[START Records supplied]
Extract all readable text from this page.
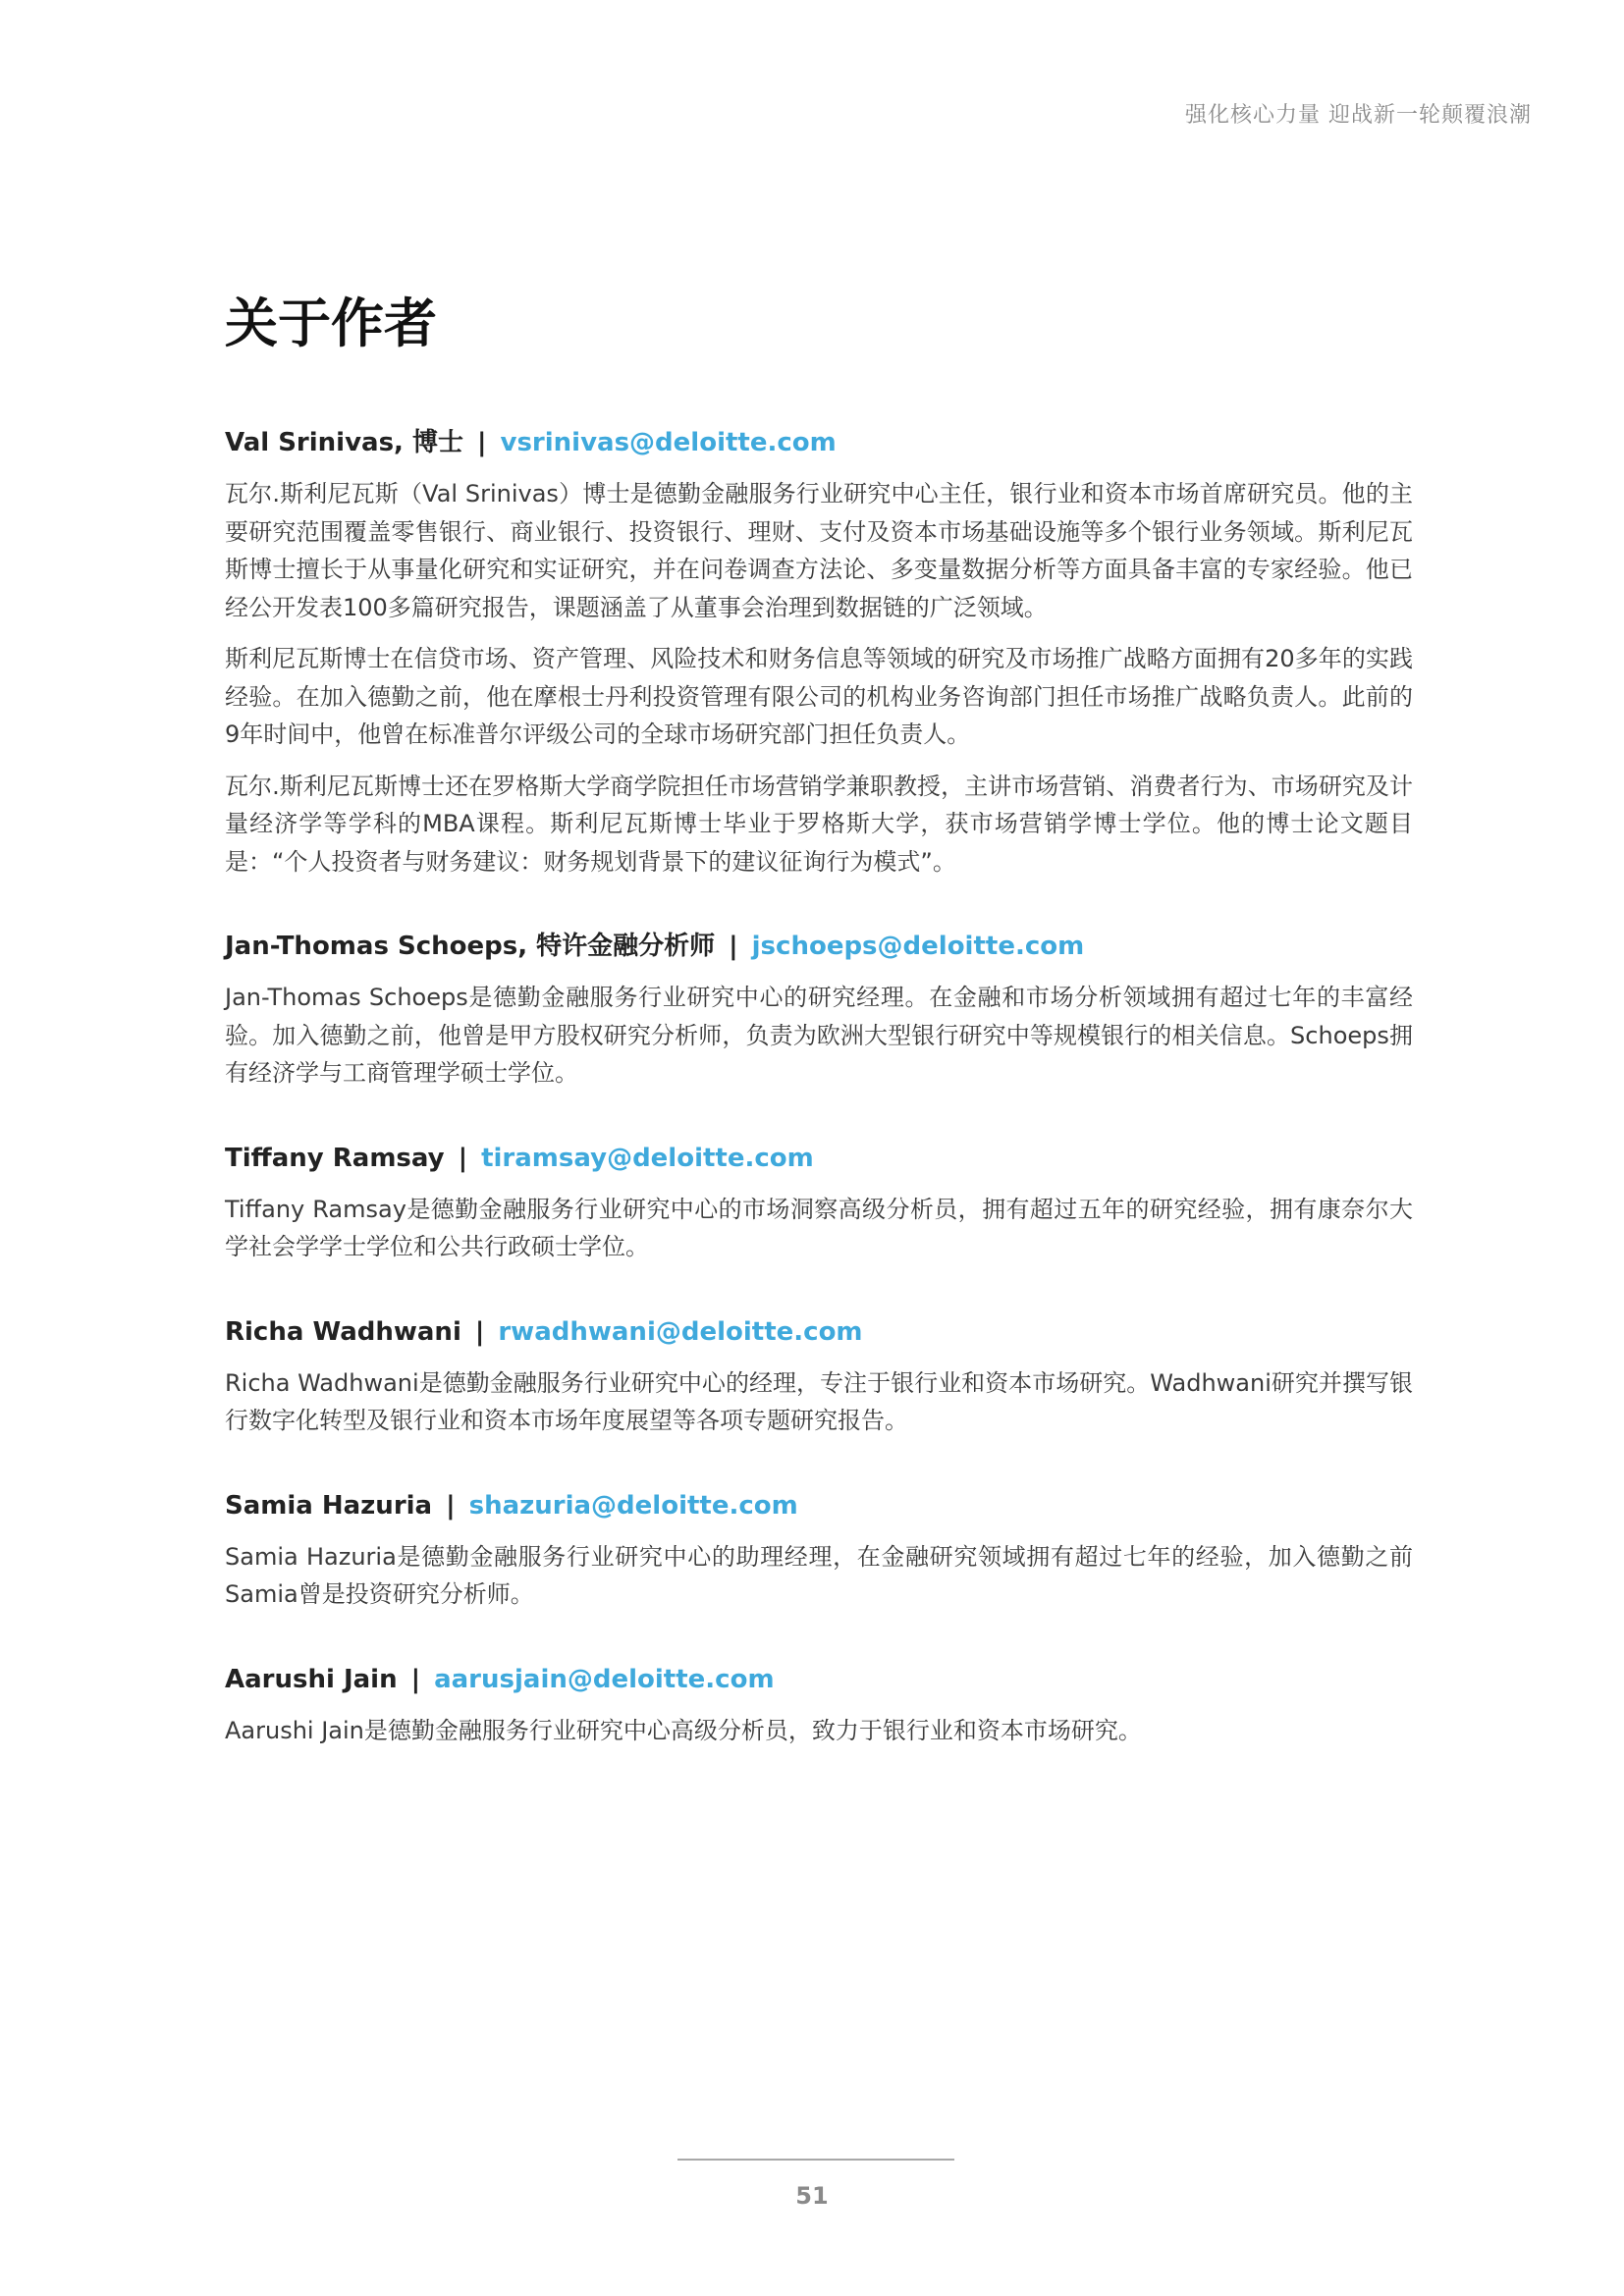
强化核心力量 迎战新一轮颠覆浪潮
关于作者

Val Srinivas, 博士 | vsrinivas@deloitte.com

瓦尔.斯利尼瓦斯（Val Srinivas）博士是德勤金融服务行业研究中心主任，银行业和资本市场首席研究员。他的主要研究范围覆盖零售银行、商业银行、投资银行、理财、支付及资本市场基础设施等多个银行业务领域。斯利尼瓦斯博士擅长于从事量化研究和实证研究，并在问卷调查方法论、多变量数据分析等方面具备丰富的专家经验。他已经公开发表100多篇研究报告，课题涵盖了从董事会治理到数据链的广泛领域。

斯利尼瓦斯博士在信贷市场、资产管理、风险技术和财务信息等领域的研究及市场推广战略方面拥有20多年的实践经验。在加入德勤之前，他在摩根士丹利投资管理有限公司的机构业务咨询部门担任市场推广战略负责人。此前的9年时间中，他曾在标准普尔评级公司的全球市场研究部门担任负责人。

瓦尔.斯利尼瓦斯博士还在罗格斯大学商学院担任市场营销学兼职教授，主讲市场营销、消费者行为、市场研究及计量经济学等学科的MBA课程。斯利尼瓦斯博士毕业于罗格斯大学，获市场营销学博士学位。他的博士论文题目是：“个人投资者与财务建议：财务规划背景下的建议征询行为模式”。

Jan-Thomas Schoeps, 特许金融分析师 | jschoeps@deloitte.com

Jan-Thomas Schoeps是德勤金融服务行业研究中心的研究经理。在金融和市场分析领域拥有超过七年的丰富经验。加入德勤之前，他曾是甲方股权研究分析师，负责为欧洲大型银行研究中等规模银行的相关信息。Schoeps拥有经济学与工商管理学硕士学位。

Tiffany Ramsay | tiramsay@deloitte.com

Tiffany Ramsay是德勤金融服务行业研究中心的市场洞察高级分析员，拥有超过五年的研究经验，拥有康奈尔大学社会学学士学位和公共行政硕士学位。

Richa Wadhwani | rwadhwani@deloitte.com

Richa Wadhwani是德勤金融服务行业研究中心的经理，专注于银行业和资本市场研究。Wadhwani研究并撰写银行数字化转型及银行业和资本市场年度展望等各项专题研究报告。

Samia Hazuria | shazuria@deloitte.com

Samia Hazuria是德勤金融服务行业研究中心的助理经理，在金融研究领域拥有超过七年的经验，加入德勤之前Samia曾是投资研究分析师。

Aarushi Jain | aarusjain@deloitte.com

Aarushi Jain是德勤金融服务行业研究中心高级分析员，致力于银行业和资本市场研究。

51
[END Records supplied]
[START Records supplied]
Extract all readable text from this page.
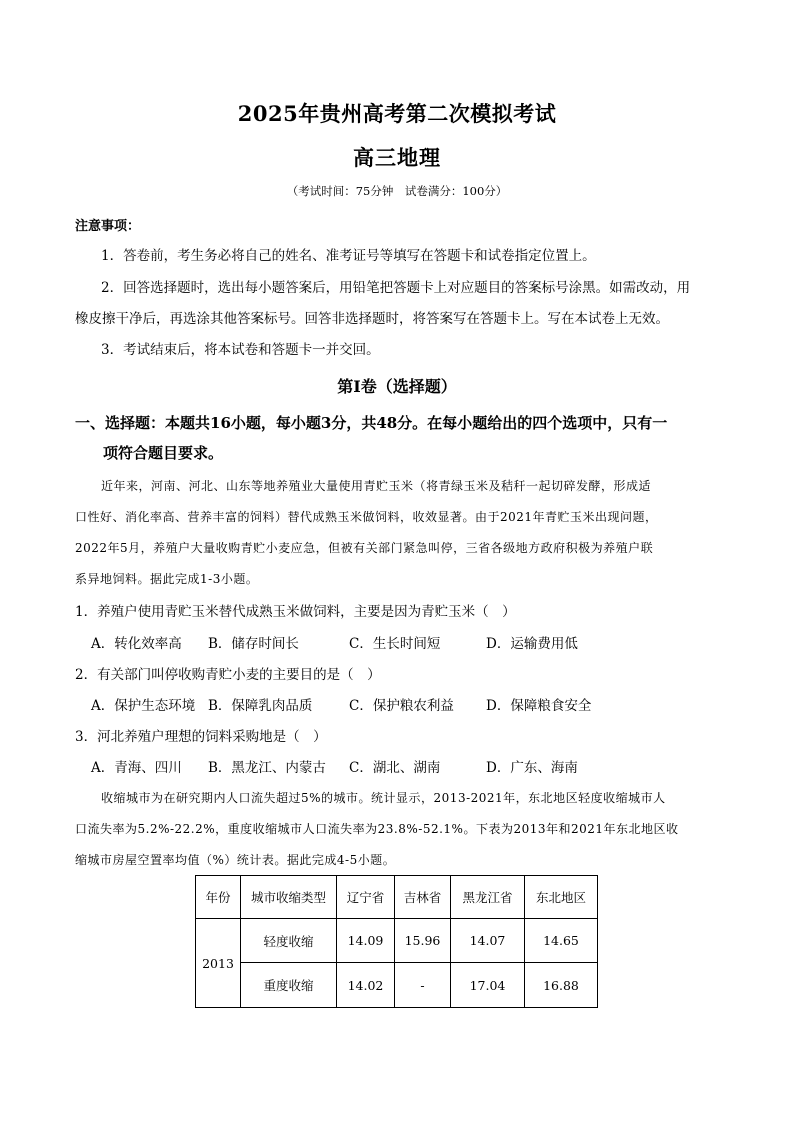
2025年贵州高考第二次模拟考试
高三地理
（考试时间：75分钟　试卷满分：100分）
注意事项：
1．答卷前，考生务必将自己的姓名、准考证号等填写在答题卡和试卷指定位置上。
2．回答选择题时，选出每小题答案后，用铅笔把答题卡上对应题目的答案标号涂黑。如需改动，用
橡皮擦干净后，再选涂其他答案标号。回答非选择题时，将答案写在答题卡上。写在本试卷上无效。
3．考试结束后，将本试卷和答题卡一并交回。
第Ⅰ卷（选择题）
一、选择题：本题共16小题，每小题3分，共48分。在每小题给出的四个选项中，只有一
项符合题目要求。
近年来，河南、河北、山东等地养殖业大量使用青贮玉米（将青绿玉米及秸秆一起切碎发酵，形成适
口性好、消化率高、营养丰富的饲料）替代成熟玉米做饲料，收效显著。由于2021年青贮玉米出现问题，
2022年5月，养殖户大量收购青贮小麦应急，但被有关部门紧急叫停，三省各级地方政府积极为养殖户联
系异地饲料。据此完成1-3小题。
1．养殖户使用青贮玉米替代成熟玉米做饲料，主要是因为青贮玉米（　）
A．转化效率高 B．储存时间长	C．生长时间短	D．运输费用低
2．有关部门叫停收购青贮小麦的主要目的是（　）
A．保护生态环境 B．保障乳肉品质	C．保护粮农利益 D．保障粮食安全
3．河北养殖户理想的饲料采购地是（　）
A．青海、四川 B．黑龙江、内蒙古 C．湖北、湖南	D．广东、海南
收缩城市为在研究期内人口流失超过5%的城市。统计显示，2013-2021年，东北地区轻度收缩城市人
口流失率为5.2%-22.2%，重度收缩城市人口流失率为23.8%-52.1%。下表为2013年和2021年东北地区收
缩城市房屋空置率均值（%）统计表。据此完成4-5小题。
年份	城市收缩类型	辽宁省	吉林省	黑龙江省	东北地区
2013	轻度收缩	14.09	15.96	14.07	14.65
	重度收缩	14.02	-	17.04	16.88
[END Records supplied]
[START Records supplied]
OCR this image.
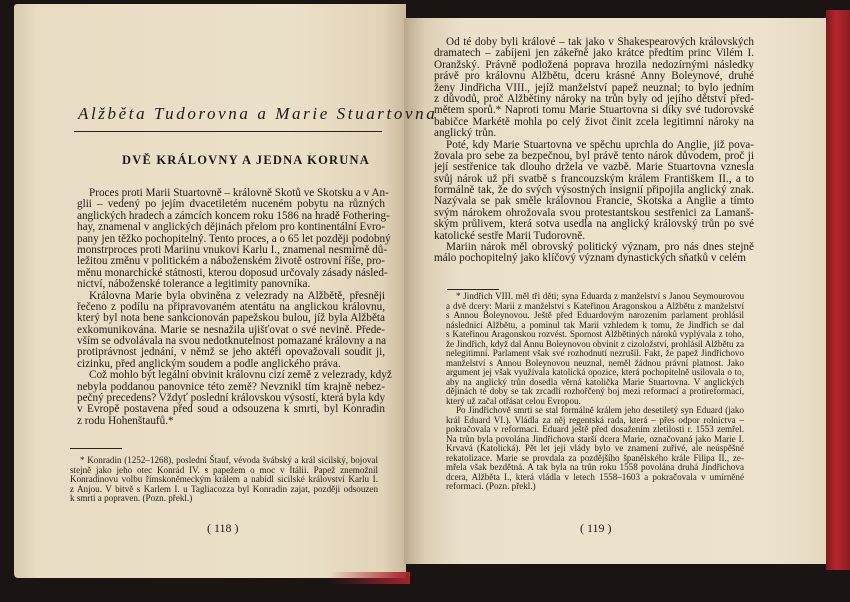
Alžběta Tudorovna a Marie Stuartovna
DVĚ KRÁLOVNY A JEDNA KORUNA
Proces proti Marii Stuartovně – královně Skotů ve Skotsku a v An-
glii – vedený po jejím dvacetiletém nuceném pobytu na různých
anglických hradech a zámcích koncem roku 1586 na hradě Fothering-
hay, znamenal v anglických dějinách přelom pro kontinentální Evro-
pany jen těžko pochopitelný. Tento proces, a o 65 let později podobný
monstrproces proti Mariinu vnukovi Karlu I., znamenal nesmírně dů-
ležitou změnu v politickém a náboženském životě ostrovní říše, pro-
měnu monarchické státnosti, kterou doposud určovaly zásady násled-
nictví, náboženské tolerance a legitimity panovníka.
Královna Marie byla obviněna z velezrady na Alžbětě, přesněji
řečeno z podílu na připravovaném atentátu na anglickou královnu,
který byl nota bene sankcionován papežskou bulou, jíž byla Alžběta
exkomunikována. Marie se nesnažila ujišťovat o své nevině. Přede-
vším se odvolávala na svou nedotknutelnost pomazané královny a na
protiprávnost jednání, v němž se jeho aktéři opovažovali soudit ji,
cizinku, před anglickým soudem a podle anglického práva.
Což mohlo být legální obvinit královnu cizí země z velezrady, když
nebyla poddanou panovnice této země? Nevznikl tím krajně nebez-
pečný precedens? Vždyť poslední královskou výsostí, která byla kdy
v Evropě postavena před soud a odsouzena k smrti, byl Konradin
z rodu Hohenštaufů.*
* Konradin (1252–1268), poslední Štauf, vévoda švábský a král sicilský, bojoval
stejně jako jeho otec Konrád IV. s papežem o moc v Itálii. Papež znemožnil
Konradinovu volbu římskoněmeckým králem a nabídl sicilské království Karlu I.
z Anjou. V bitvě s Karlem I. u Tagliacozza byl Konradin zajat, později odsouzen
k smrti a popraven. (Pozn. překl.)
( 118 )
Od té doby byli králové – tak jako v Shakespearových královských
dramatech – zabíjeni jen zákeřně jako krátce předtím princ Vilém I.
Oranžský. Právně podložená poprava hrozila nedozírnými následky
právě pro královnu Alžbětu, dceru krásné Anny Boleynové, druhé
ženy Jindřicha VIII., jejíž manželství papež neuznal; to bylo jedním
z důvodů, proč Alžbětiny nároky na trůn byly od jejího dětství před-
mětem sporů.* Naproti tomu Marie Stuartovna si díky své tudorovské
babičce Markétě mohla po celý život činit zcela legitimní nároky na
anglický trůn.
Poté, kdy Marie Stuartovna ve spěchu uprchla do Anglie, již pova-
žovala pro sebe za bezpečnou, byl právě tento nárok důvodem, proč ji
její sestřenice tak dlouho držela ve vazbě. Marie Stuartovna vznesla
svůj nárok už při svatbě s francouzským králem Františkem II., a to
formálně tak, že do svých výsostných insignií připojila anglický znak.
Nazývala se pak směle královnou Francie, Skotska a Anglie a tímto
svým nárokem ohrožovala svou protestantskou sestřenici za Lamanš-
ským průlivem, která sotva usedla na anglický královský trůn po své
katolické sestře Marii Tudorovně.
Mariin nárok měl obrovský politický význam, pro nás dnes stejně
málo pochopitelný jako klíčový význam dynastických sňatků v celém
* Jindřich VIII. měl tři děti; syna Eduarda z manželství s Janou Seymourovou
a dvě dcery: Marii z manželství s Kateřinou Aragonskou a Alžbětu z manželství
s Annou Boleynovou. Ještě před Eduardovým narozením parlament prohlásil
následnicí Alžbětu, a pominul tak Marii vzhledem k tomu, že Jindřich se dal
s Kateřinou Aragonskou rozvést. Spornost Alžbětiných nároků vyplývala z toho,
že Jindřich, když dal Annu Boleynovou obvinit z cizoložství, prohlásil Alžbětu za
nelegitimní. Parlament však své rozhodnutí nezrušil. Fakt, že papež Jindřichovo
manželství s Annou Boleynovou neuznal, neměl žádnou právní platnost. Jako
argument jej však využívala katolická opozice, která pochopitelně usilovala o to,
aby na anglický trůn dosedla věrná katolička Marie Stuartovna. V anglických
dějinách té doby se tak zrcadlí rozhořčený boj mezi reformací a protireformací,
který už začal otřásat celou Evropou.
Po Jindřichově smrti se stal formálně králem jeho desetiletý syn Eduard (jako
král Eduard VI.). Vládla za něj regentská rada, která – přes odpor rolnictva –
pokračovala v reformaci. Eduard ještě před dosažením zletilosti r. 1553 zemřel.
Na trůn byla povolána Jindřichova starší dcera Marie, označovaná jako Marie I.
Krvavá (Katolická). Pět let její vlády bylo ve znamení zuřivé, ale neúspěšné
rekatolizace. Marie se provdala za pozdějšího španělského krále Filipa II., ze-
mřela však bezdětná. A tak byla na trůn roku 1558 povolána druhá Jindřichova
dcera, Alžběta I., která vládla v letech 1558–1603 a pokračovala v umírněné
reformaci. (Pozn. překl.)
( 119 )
[END Records supplied]
Exercise requirements: Copy every line in the listing above where the string "Kateřinou" turns up.

Worked solution:
a dvě dcery: Marii z manželství s Kateřinou Aragonskou a Alžbětu z manželství
s Kateřinou Aragonskou rozvést. Spornost Alžbětiných nároků vyplývala z toho,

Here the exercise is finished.